Collection entries:
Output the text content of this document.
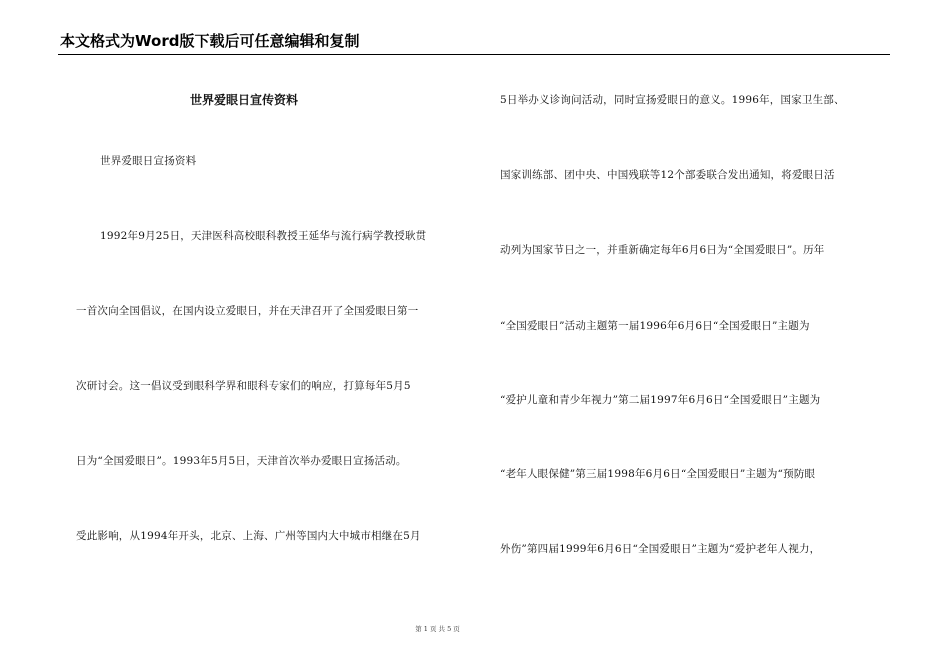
本文格式为Word版下载后可任意编辑和复制
世界爱眼日宣传资料
世界爱眼日宣扬资料
1992年9月25日，天津医科高校眼科教授王延华与流行病学教授耿贯
一首次向全国倡议，在国内设立爱眼日，并在天津召开了全国爱眼日第一
次研讨会。这一倡议受到眼科学界和眼科专家们的响应，打算每年5月5
日为“全国爱眼日”。1993年5月5日，天津首次举办爱眼日宣扬活动。
受此影响，从1994年开头，北京、上海、广州等国内大中城市相继在5月
5日举办义诊询问活动，同时宣扬爱眼日的意义。1996年，国家卫生部、
国家训练部、团中央、中国残联等12个部委联合发出通知，将爱眼日活
动列为国家节日之一，并重新确定每年6月6日为“全国爱眼日”。历年
“全国爱眼日”活动主题第一届1996年6月6日“全国爱眼日”主题为
“爱护儿童和青少年视力”第二届1997年6月6日“全国爱眼日”主题为
“老年人眼保健”第三届1998年6月6日“全国爱眼日”主题为“预防眼
外伤”第四届1999年6月6日“全国爱眼日”主题为“爱护老年人视力，
第 1 页 共 5 页
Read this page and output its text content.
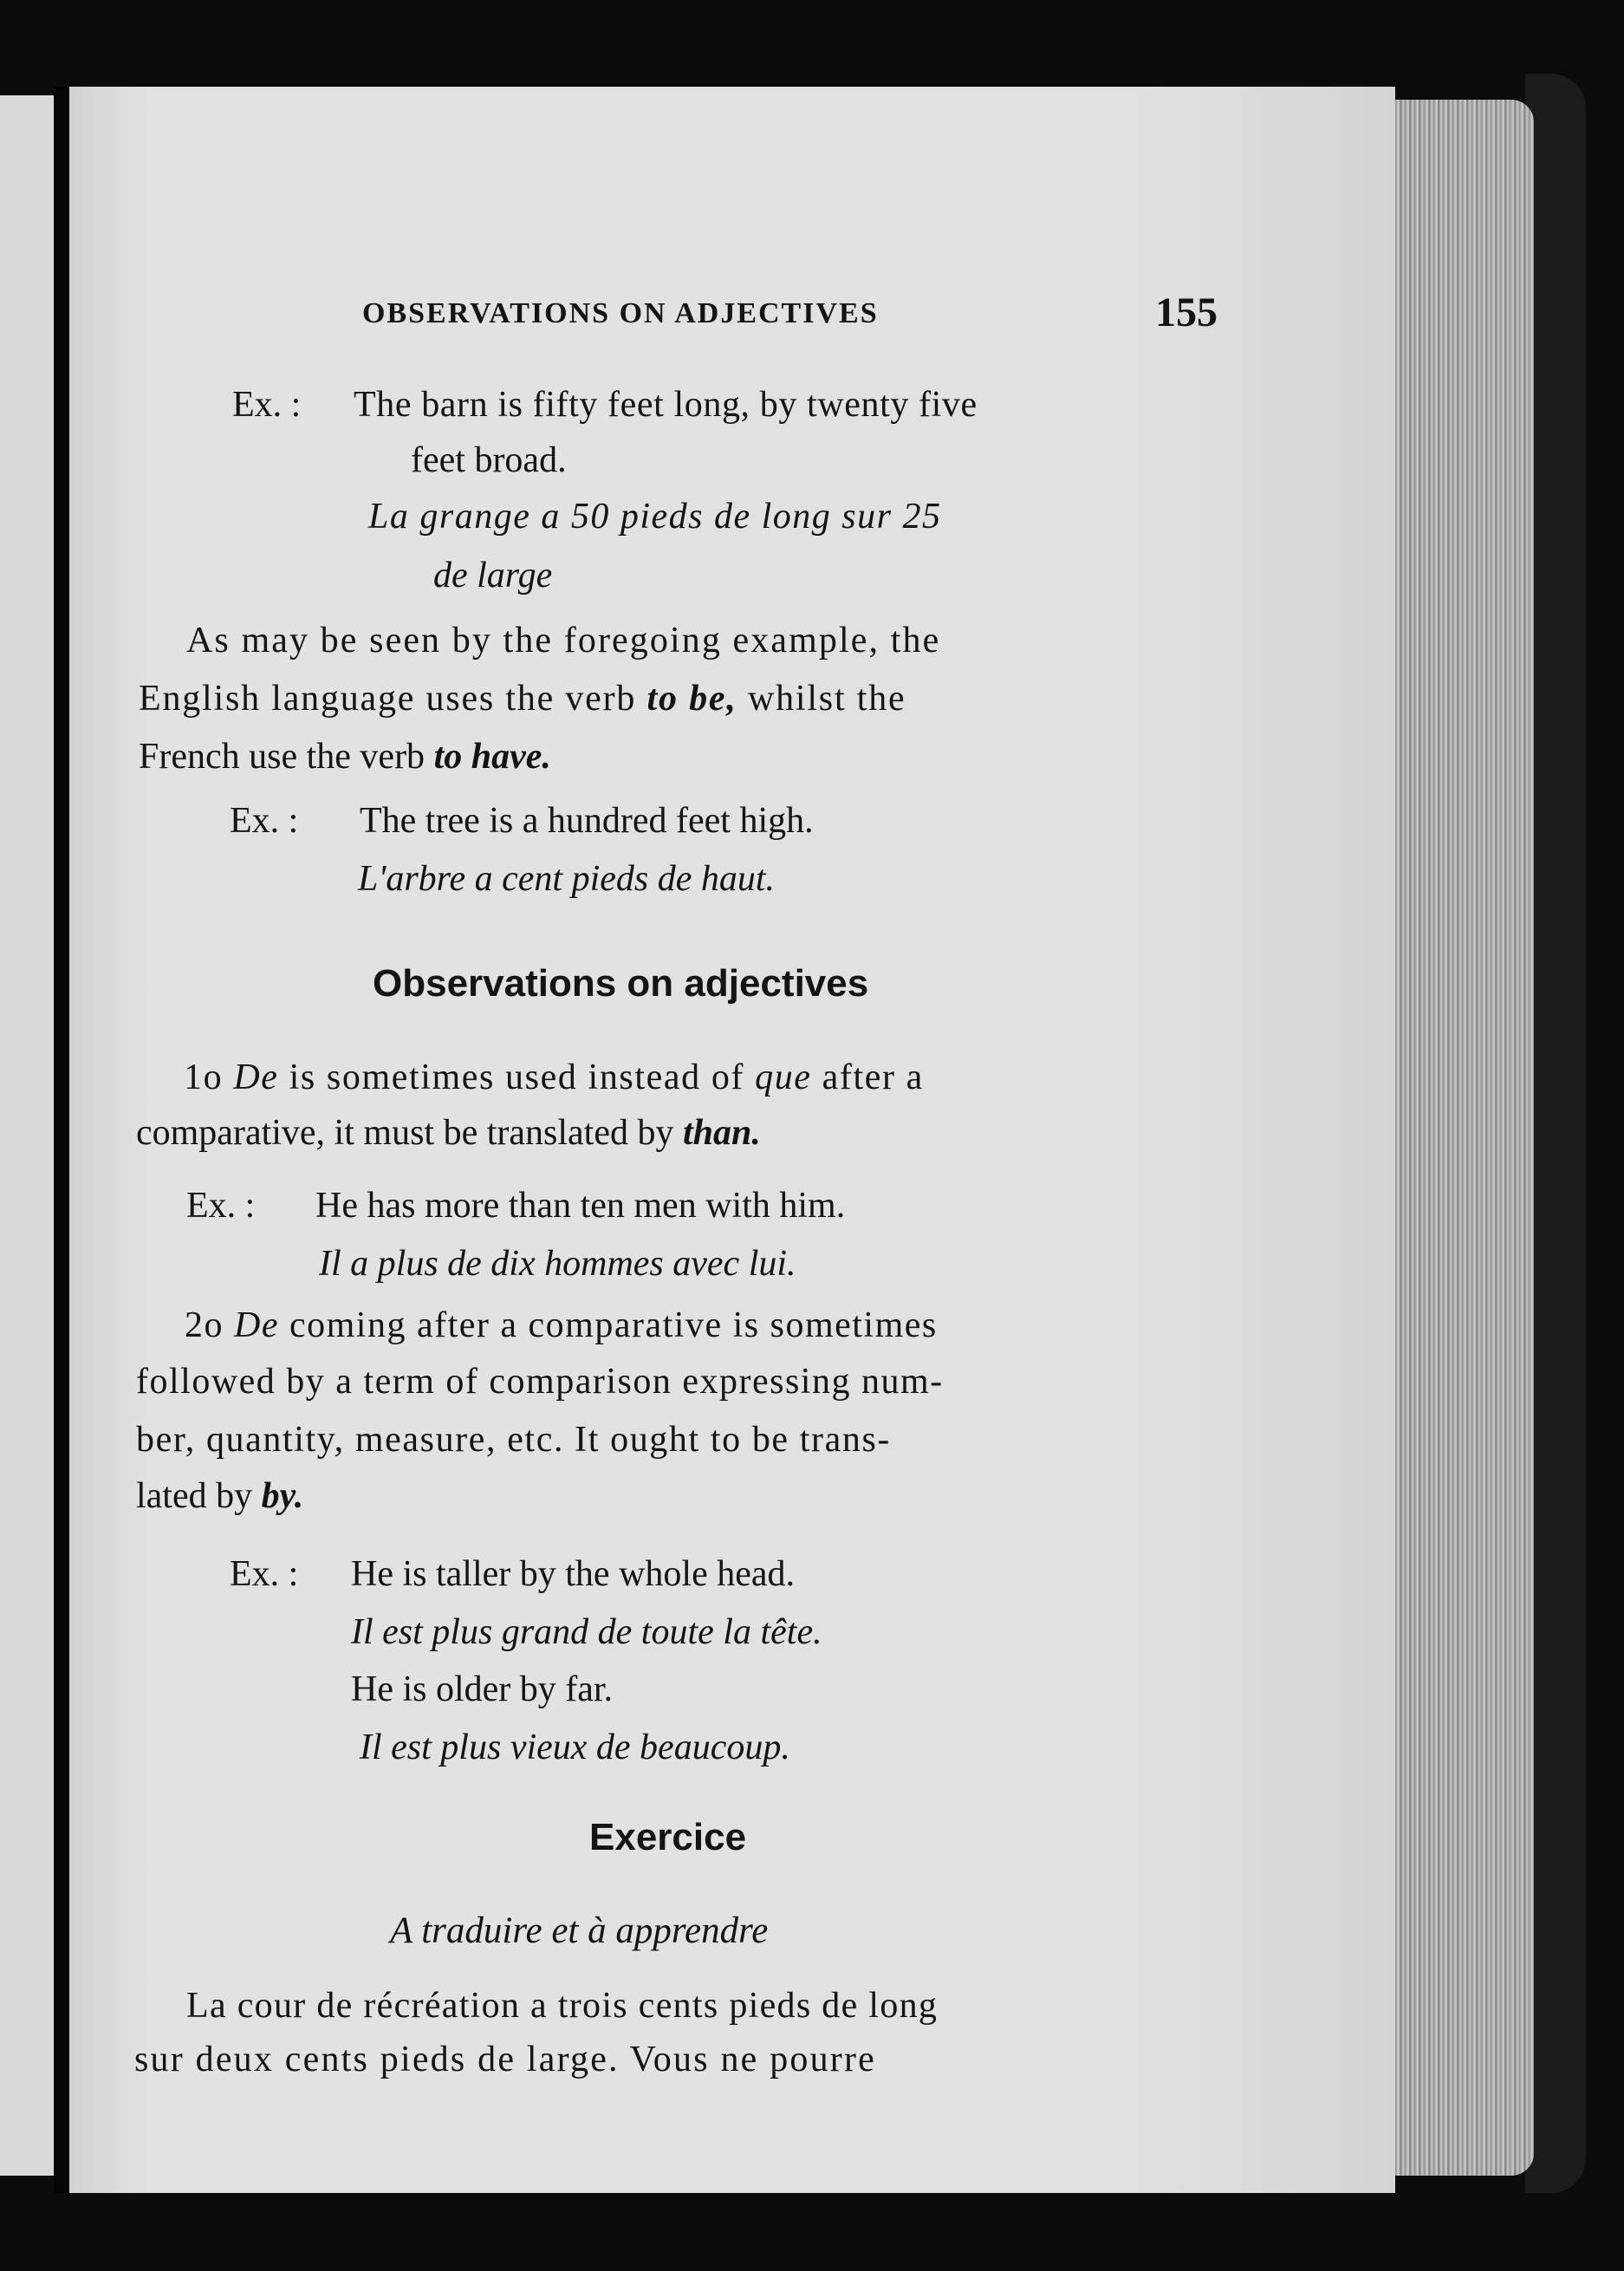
OBSERVATIONS ON ADJECTIVES	155
Ex. : The barn is fifty feet long, by twenty five
feet broad.
La grange a 50 pieds de long sur 25
de large
As may be seen by the foregoing example, the
English language uses the verb to be, whilst the
French use the verb to have.
Ex. : The tree is a hundred feet high.
L'arbre a cent pieds de haut.
Observations on adjectives
1o De is sometimes used instead of que after a
comparative, it must be translated by than.
Ex. : He has more than ten men with him.
Il a plus de dix hommes avec lui.
2o De coming after a comparative is sometimes
followed by a term of comparison expressing num-
ber, quantity, measure, etc. It ought to be trans-
lated by by.
Ex. : He is taller by the whole head.
Il est plus grand de toute la tête.
He is older by far.
Il est plus vieux de beaucoup.
Exercice
A traduire et à apprendre
La cour de récréation a trois cents pieds de long
sur deux cents pieds de large. Vous ne pourre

Work to complete — Pull every line containing "text" from the data.

Full answer —
Output the text content of this document.
Read this page and output its text content.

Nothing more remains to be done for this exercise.